- [Exercise goal]: Write out each line that follows exactly as it stands, without the pictures.

(Saved entries)
Begin

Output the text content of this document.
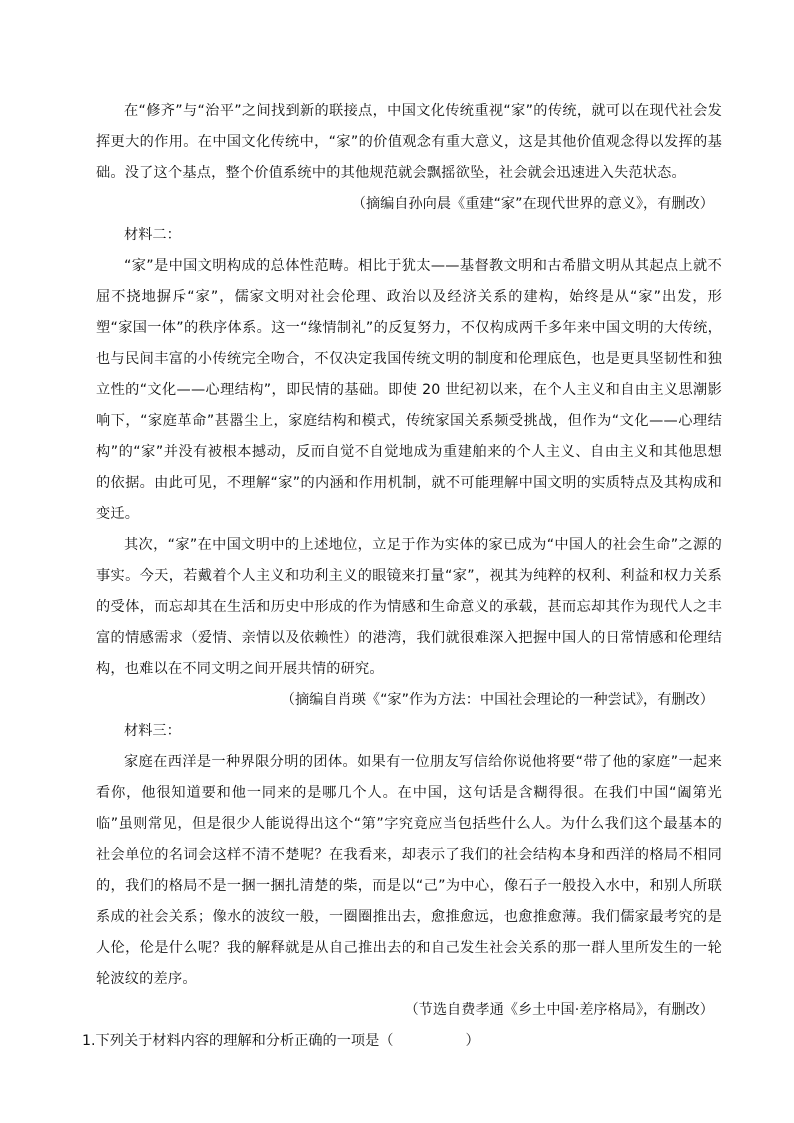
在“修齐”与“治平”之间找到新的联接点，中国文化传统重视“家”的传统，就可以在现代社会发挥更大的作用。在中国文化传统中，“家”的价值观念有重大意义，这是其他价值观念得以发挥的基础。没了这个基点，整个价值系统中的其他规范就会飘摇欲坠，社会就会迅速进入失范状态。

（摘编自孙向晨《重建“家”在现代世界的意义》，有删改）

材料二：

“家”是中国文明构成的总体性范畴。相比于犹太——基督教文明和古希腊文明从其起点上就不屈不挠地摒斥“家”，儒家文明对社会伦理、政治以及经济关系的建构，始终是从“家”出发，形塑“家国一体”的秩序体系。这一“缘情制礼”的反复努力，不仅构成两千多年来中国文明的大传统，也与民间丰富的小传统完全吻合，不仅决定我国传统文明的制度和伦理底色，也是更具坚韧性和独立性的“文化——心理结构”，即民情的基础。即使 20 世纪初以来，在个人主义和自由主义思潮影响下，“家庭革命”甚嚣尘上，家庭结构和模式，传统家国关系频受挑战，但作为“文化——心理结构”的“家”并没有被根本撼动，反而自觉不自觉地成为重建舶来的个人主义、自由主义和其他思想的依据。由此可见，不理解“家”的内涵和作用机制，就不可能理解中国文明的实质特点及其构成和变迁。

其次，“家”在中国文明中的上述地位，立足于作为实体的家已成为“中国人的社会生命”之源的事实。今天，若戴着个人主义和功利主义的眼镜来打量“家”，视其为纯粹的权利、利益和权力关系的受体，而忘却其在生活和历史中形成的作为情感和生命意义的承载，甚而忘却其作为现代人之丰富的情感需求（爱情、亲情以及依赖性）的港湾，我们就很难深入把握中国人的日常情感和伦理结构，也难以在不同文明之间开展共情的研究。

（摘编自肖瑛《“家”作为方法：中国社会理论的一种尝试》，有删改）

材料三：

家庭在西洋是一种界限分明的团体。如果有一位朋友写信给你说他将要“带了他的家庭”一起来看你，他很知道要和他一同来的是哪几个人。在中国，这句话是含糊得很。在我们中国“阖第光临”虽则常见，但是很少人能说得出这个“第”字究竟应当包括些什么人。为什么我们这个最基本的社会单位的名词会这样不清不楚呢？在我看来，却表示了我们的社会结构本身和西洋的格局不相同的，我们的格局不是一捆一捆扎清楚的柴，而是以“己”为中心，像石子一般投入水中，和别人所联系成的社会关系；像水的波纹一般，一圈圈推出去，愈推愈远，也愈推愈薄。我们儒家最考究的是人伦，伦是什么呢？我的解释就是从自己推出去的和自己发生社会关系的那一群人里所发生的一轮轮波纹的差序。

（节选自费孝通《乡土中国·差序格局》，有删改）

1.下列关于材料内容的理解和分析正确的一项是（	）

End

- [Solution below]:
Output the text content of this document.
在“修齐”与“治平”之间找到新的联接点，中国文化传统重视“家”的传统，就可以在现代社会发挥更大的作用。在中国文化传统中，“家”的价值观念有重大意义，这是其他价值观念得以发挥的基础。没了这个基点，整个价值系统中的其他规范就会飘摇欲坠，社会就会迅速进入失范状态。

（摘编自孙向晨《重建“家”在现代世界的意义》，有删改）

材料二：

“家”是中国文明构成的总体性范畴。相比于犹太——基督教文明和古希腊文明从其起点上就不屈不挠地摒斥“家”，儒家文明对社会伦理、政治以及经济关系的建构，始终是从“家”出发，形塑“家国一体”的秩序体系。这一“缘情制礼”的反复努力，不仅构成两千多年来中国文明的大传统，也与民间丰富的小传统完全吻合，不仅决定我国传统文明的制度和伦理底色，也是更具坚韧性和独立性的“文化——心理结构”，即民情的基础。即使 20 世纪初以来，在个人主义和自由主义思潮影响下，“家庭革命”甚嚣尘上，家庭结构和模式，传统家国关系频受挑战，但作为“文化——心理结构”的“家”并没有被根本撼动，反而自觉不自觉地成为重建舶来的个人主义、自由主义和其他思想的依据。由此可见，不理解“家”的内涵和作用机制，就不可能理解中国文明的实质特点及其构成和变迁。

其次，“家”在中国文明中的上述地位，立足于作为实体的家已成为“中国人的社会生命”之源的事实。今天，若戴着个人主义和功利主义的眼镜来打量“家”，视其为纯粹的权利、利益和权力关系的受体，而忘却其在生活和历史中形成的作为情感和生命意义的承载，甚而忘却其作为现代人之丰富的情感需求（爱情、亲情以及依赖性）的港湾，我们就很难深入把握中国人的日常情感和伦理结构，也难以在不同文明之间开展共情的研究。

（摘编自肖瑛《“家”作为方法：中国社会理论的一种尝试》，有删改）

材料三：

家庭在西洋是一种界限分明的团体。如果有一位朋友写信给你说他将要“带了他的家庭”一起来看你，他很知道要和他一同来的是哪几个人。在中国，这句话是含糊得很。在我们中国“阖第光临”虽则常见，但是很少人能说得出这个“第”字究竟应当包括些什么人。为什么我们这个最基本的社会单位的名词会这样不清不楚呢？在我看来，却表示了我们的社会结构本身和西洋的格局不相同的，我们的格局不是一捆一捆扎清楚的柴，而是以“己”为中心，像石子一般投入水中，和别人所联系成的社会关系；像水的波纹一般，一圈圈推出去，愈推愈远，也愈推愈薄。我们儒家最考究的是人伦，伦是什么呢？我的解释就是从自己推出去的和自己发生社会关系的那一群人里所发生的一轮轮波纹的差序。

（节选自费孝通《乡土中国·差序格局》，有删改）

1.下列关于材料内容的理解和分析正确的一项是（	）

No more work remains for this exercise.